* STATED EXERCISE
Select the lines that hold the word "VEGF" and copy each one.

* DATA EXCERPTS
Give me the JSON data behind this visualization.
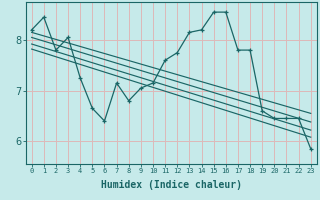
{
  "title": "",
  "xlabel": "Humidex (Indice chaleur)",
  "ylabel": "",
  "background_color": "#c6eaea",
  "line_color": "#1a6666",
  "grid_color": "#ddb8b8",
  "xlim": [
    -0.5,
    23.5
  ],
  "ylim": [
    5.55,
    8.75
  ],
  "yticks": [
    6,
    7,
    8
  ],
  "xticks": [
    0,
    1,
    2,
    3,
    4,
    5,
    6,
    7,
    8,
    9,
    10,
    11,
    12,
    13,
    14,
    15,
    16,
    17,
    18,
    19,
    20,
    21,
    22,
    23
  ],
  "data_x": [
    0,
    1,
    2,
    3,
    4,
    5,
    6,
    7,
    8,
    9,
    10,
    11,
    12,
    13,
    14,
    15,
    16,
    17,
    18,
    19,
    20,
    21,
    22,
    23
  ],
  "data_y": [
    8.2,
    8.45,
    7.8,
    8.05,
    7.25,
    6.65,
    6.4,
    7.15,
    6.8,
    7.05,
    7.15,
    7.6,
    7.75,
    8.15,
    8.2,
    8.55,
    8.55,
    7.8,
    7.8,
    6.6,
    6.45,
    6.45,
    6.45,
    5.85
  ],
  "trend_lines": [
    {
      "start_x": 0,
      "start_y": 8.15,
      "end_x": 23,
      "end_y": 6.55
    },
    {
      "start_x": 0,
      "start_y": 8.05,
      "end_x": 23,
      "end_y": 6.38
    },
    {
      "start_x": 0,
      "start_y": 7.92,
      "end_x": 23,
      "end_y": 6.22
    },
    {
      "start_x": 0,
      "start_y": 7.82,
      "end_x": 23,
      "end_y": 6.08
    }
  ],
  "xlabel_fontsize": 7,
  "xlabel_fontweight": "bold",
  "tick_fontsize_x": 5,
  "tick_fontsize_y": 7
}
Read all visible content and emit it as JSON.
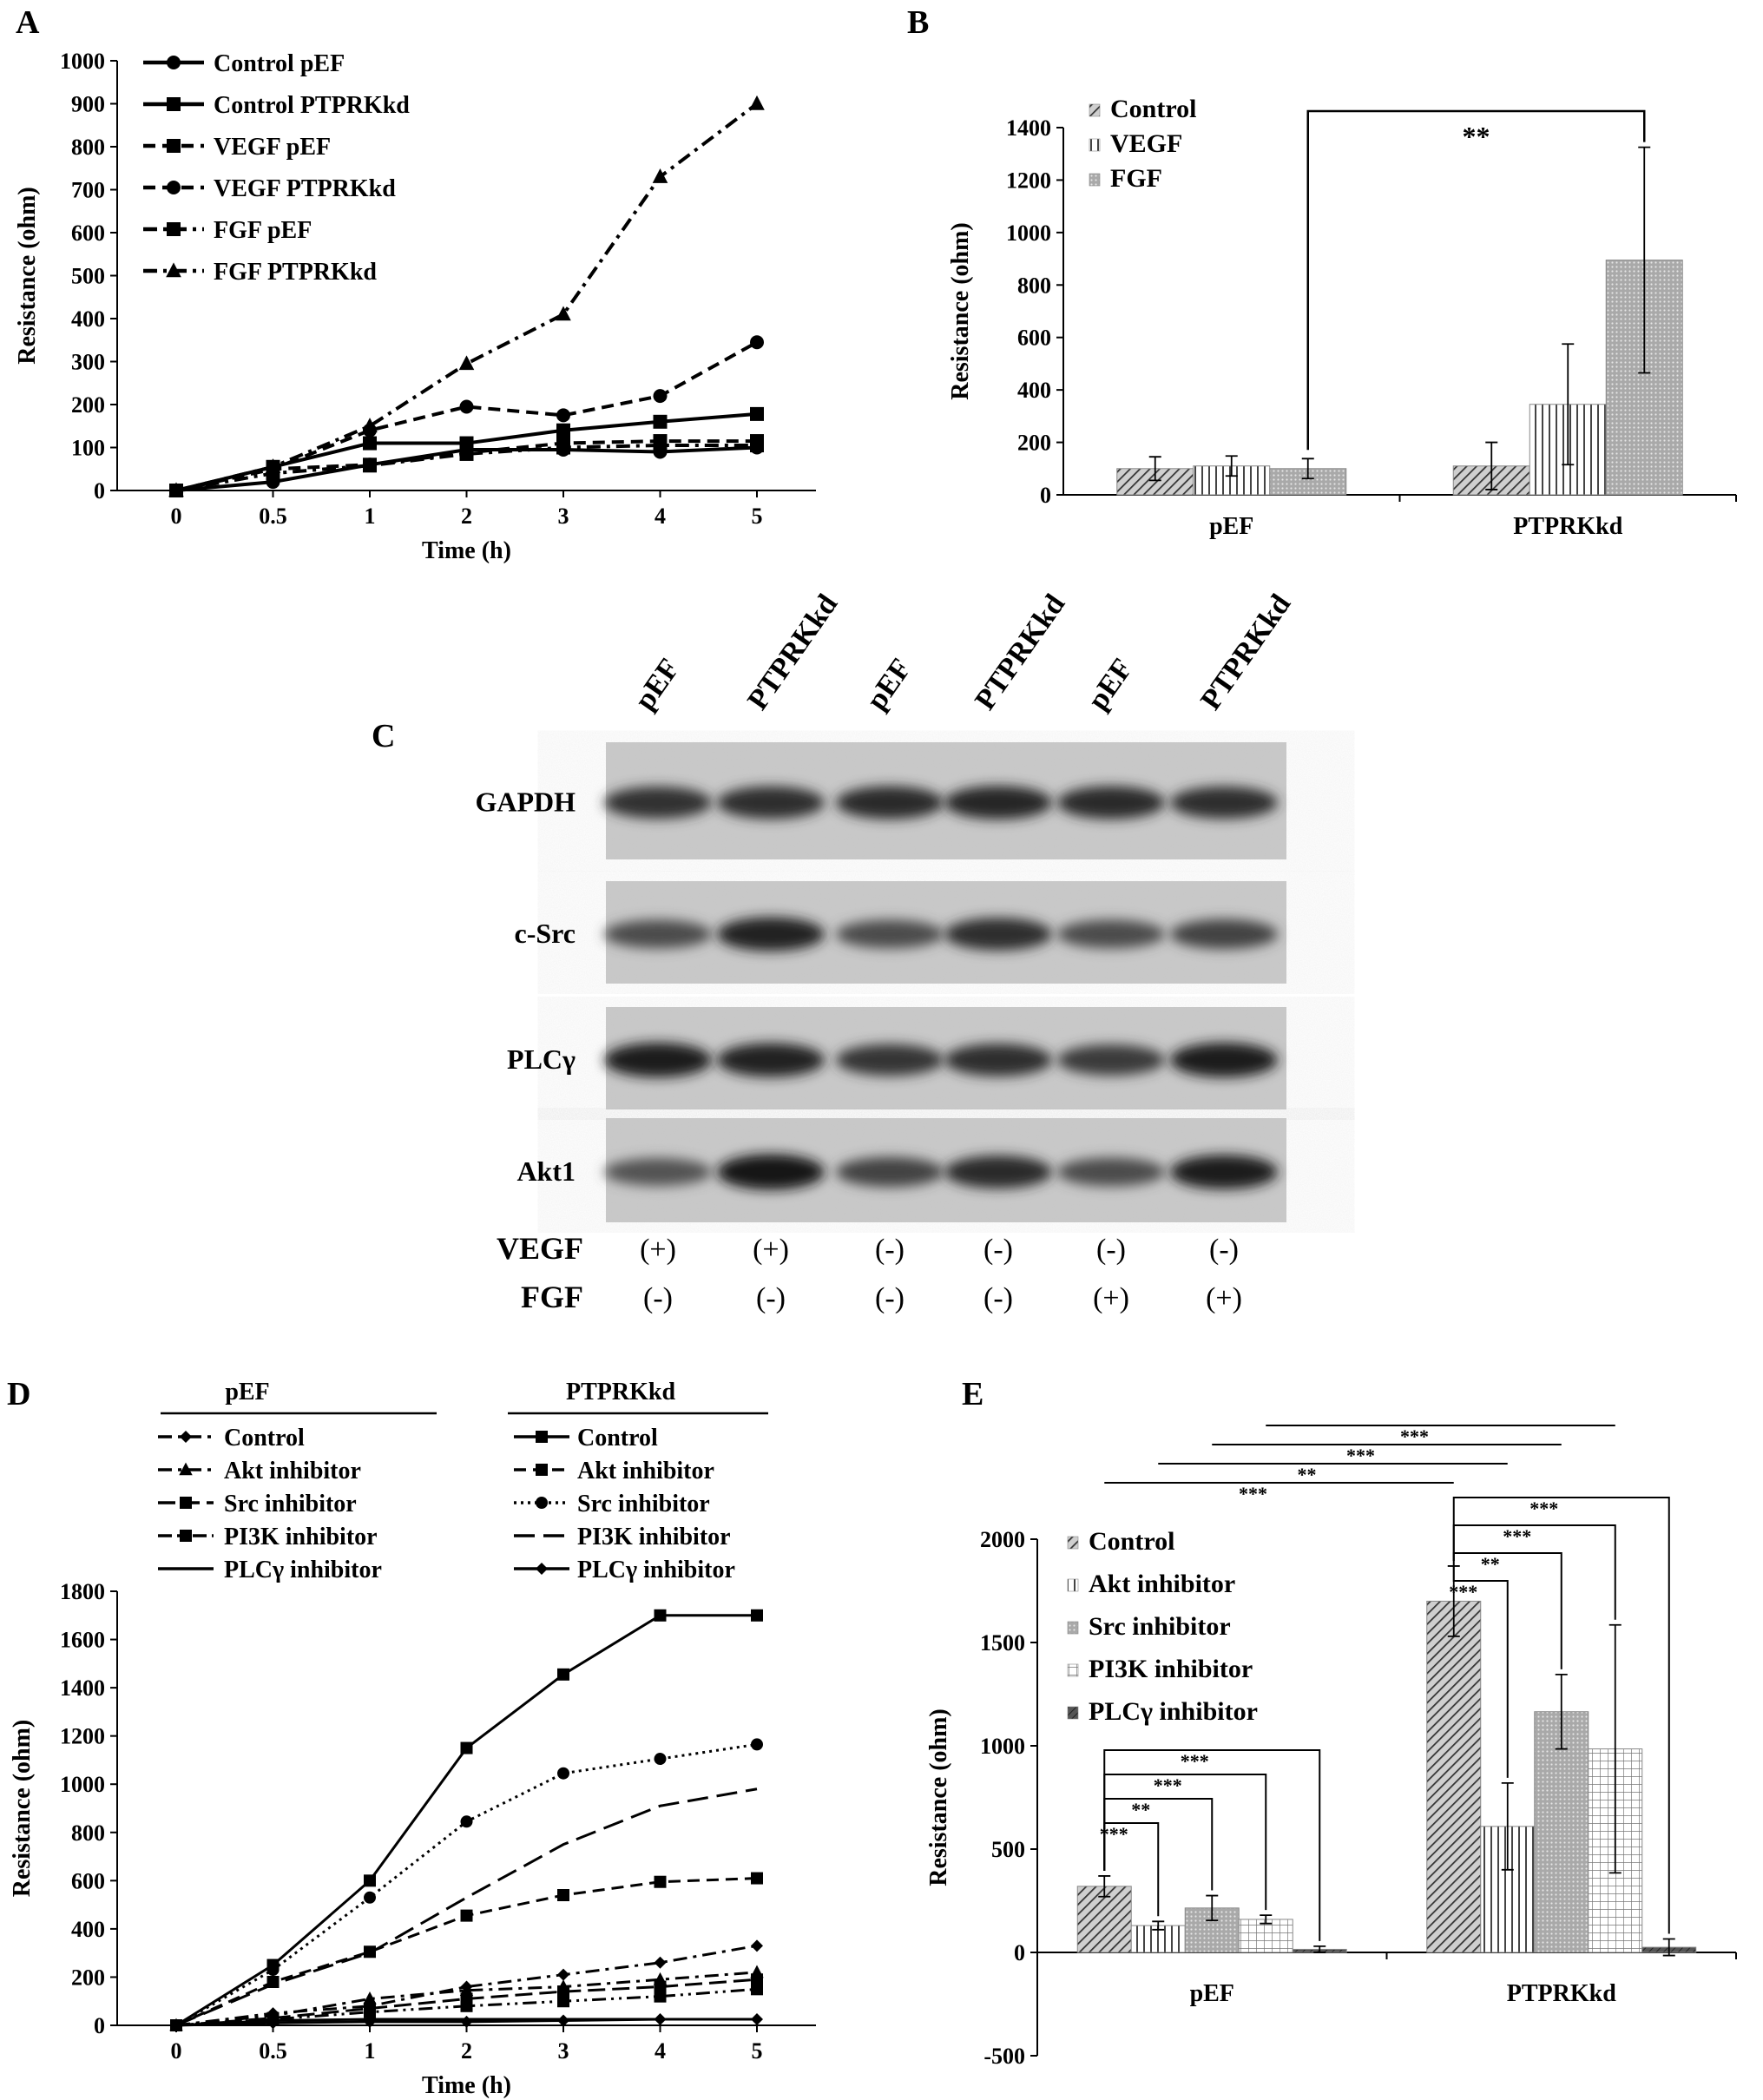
{
  "chart_data": [
    {
      "panel": "A",
      "type": "line",
      "xlabel": "Time (h)",
      "ylabel": "Resistance (ohm)",
      "categories": [
        "0",
        "0.5",
        "1",
        "2",
        "3",
        "4",
        "5"
      ],
      "ylim": [
        0,
        1000
      ],
      "yticks": [
        0,
        100,
        200,
        300,
        400,
        500,
        600,
        700,
        800,
        900,
        1000
      ],
      "legend_position": "top-left",
      "series": [
        {
          "name": "Control pEF",
          "marker": "circle",
          "dash": "solid",
          "values": [
            0,
            20,
            60,
            95,
            95,
            90,
            100
          ]
        },
        {
          "name": "Control PTPRKkd",
          "marker": "square",
          "dash": "solid",
          "values": [
            0,
            55,
            110,
            110,
            140,
            160,
            178
          ]
        },
        {
          "name": "VEGF pEF",
          "marker": "square",
          "dash": "dash",
          "values": [
            0,
            50,
            60,
            88,
            110,
            115,
            115
          ]
        },
        {
          "name": "VEGF PTPRKkd",
          "marker": "circle",
          "dash": "dash",
          "values": [
            0,
            50,
            140,
            195,
            175,
            220,
            345
          ]
        },
        {
          "name": "FGF pEF",
          "marker": "square",
          "dash": "dashdot",
          "values": [
            0,
            40,
            58,
            85,
            100,
            105,
            105
          ]
        },
        {
          "name": "FGF PTPRKkd",
          "marker": "triangle",
          "dash": "dashdot",
          "values": [
            0,
            55,
            150,
            295,
            410,
            730,
            900
          ]
        }
      ]
    },
    {
      "panel": "B",
      "type": "bar",
      "ylabel": "Resistance (ohm)",
      "categories": [
        "pEF",
        "PTPRKkd"
      ],
      "ylim": [
        0,
        1400
      ],
      "yticks": [
        0,
        200,
        400,
        600,
        800,
        1000,
        1200,
        1400
      ],
      "legend_position": "top-left",
      "series": [
        {
          "name": "Control",
          "pattern": "diag",
          "values": [
            100,
            110
          ],
          "errors": [
            45,
            90
          ]
        },
        {
          "name": "VEGF",
          "pattern": "vert",
          "values": [
            110,
            345
          ],
          "errors": [
            38,
            230
          ]
        },
        {
          "name": "FGF",
          "pattern": "dots",
          "values": [
            100,
            895
          ],
          "errors": [
            38,
            430
          ]
        }
      ],
      "significance": [
        {
          "label": "**",
          "from": "pEF FGF",
          "to": "PTPRKkd FGF"
        }
      ]
    },
    {
      "panel": "D",
      "type": "line",
      "xlabel": "Time (h)",
      "ylabel": "Resistance (ohm)",
      "categories": [
        "0",
        "0.5",
        "1",
        "2",
        "3",
        "4",
        "5"
      ],
      "ylim": [
        0,
        1800
      ],
      "yticks": [
        0,
        200,
        400,
        600,
        800,
        1000,
        1200,
        1400,
        1600,
        1800
      ],
      "legend_groups": [
        "pEF",
        "PTPRKkd"
      ],
      "series": [
        {
          "group": "pEF",
          "name": "Control",
          "marker": "diamond",
          "dash": "dashdot",
          "values": [
            0,
            50,
            80,
            160,
            210,
            260,
            330
          ]
        },
        {
          "group": "pEF",
          "name": "Akt inhibitor",
          "marker": "triangle",
          "dash": "dashdot",
          "values": [
            0,
            40,
            110,
            145,
            160,
            190,
            220
          ]
        },
        {
          "group": "pEF",
          "name": "Src inhibitor",
          "marker": "square",
          "dash": "longdash",
          "values": [
            0,
            30,
            70,
            110,
            140,
            160,
            190
          ]
        },
        {
          "group": "pEF",
          "name": "PI3K inhibitor",
          "marker": "square",
          "dash": "dashdotdot",
          "values": [
            0,
            25,
            55,
            80,
            100,
            120,
            150
          ]
        },
        {
          "group": "pEF",
          "name": "PLCγ inhibitor",
          "marker": "none",
          "dash": "solid",
          "values": [
            0,
            20,
            25,
            25,
            25,
            25,
            25
          ]
        },
        {
          "group": "PTPRKkd",
          "name": "Control",
          "marker": "square",
          "dash": "solid",
          "values": [
            0,
            250,
            600,
            1150,
            1455,
            1700,
            1700
          ]
        },
        {
          "group": "PTPRKkd",
          "name": "Akt inhibitor",
          "marker": "square",
          "dash": "dash",
          "values": [
            0,
            180,
            305,
            455,
            540,
            595,
            610
          ]
        },
        {
          "group": "PTPRKkd",
          "name": "Src inhibitor",
          "marker": "circle",
          "dash": "dot",
          "values": [
            0,
            230,
            530,
            845,
            1045,
            1105,
            1165
          ]
        },
        {
          "group": "PTPRKkd",
          "name": "PI3K inhibitor",
          "marker": "none",
          "dash": "bigdash",
          "values": [
            0,
            170,
            300,
            530,
            750,
            910,
            980
          ]
        },
        {
          "group": "PTPRKkd",
          "name": "PLCγ inhibitor",
          "marker": "diamond",
          "dash": "solid",
          "values": [
            0,
            10,
            15,
            15,
            20,
            25,
            25
          ]
        }
      ]
    },
    {
      "panel": "E",
      "type": "bar",
      "ylabel": "Resistance (ohm)",
      "categories": [
        "pEF",
        "PTPRKkd"
      ],
      "ylim": [
        -500,
        2000
      ],
      "yticks": [
        -500,
        0,
        500,
        1000,
        1500,
        2000
      ],
      "legend_position": "top-left",
      "series": [
        {
          "name": "Control",
          "pattern": "diag",
          "values": [
            320,
            1700
          ],
          "errors": [
            50,
            170
          ]
        },
        {
          "name": "Akt inhibitor",
          "pattern": "vert",
          "values": [
            130,
            610
          ],
          "errors": [
            20,
            210
          ]
        },
        {
          "name": "Src inhibitor",
          "pattern": "dots",
          "values": [
            215,
            1165
          ],
          "errors": [
            60,
            180
          ]
        },
        {
          "name": "PI3K inhibitor",
          "pattern": "grid",
          "values": [
            160,
            985
          ],
          "errors": [
            20,
            600
          ]
        },
        {
          "name": "PLCγ inhibitor",
          "pattern": "dark",
          "values": [
            15,
            25
          ],
          "errors": [
            15,
            40
          ]
        }
      ],
      "significance": [
        {
          "label": "***",
          "group": "pEF",
          "from": "Control",
          "to": "Akt inhibitor"
        },
        {
          "label": "**",
          "group": "pEF",
          "from": "Control",
          "to": "Src inhibitor"
        },
        {
          "label": "***",
          "group": "pEF",
          "from": "Control",
          "to": "PI3K inhibitor"
        },
        {
          "label": "***",
          "group": "pEF",
          "from": "Control",
          "to": "PLCγ inhibitor"
        },
        {
          "label": "***",
          "group": "PTPRKkd",
          "from": "Control",
          "to": "Akt inhibitor"
        },
        {
          "label": "**",
          "group": "PTPRKkd",
          "from": "Control",
          "to": "Src inhibitor"
        },
        {
          "label": "***",
          "group": "PTPRKkd",
          "from": "Control",
          "to": "PI3K inhibitor"
        },
        {
          "label": "***",
          "group": "PTPRKkd",
          "from": "Control",
          "to": "PLCγ inhibitor"
        },
        {
          "label": "***",
          "between": [
            "pEF Control",
            "PTPRKkd Control"
          ]
        },
        {
          "label": "**",
          "between": [
            "pEF Akt inhibitor",
            "PTPRKkd Akt inhibitor"
          ]
        },
        {
          "label": "***",
          "between": [
            "pEF Src inhibitor",
            "PTPRKkd Src inhibitor"
          ]
        },
        {
          "label": "***",
          "between": [
            "pEF PI3K inhibitor",
            "PTPRKkd PI3K inhibitor"
          ]
        }
      ]
    }
  ],
  "panels": {
    "a": "A",
    "b": "B",
    "c": "C",
    "d": "D",
    "e": "E"
  },
  "blot": {
    "lanes": [
      "pEF",
      "PTPRKkd",
      "pEF",
      "PTPRKkd",
      "pEF",
      "PTPRKkd"
    ],
    "rows": [
      "GAPDH",
      "c-Src",
      "PLCγ",
      "Akt1"
    ],
    "treatments": [
      {
        "name": "VEGF",
        "values": [
          "(+)",
          "(+)",
          "(-)",
          "(-)",
          "(-)",
          "(-)"
        ]
      },
      {
        "name": "FGF",
        "values": [
          "(-)",
          "(-)",
          "(-)",
          "(-)",
          "(+)",
          "(+)"
        ]
      }
    ],
    "band_intensity": [
      [
        0.75,
        0.78,
        0.8,
        0.82,
        0.8,
        0.76
      ],
      [
        0.55,
        0.85,
        0.55,
        0.78,
        0.55,
        0.62
      ],
      [
        0.9,
        0.85,
        0.72,
        0.78,
        0.68,
        0.9
      ],
      [
        0.5,
        0.95,
        0.62,
        0.8,
        0.55,
        0.88
      ]
    ]
  }
}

* ANSWER TO THE TASK
          "name": "VEGF pEF",
          "name": "VEGF PTPRKkd",
          "name": "VEGF",
        "name": "VEGF",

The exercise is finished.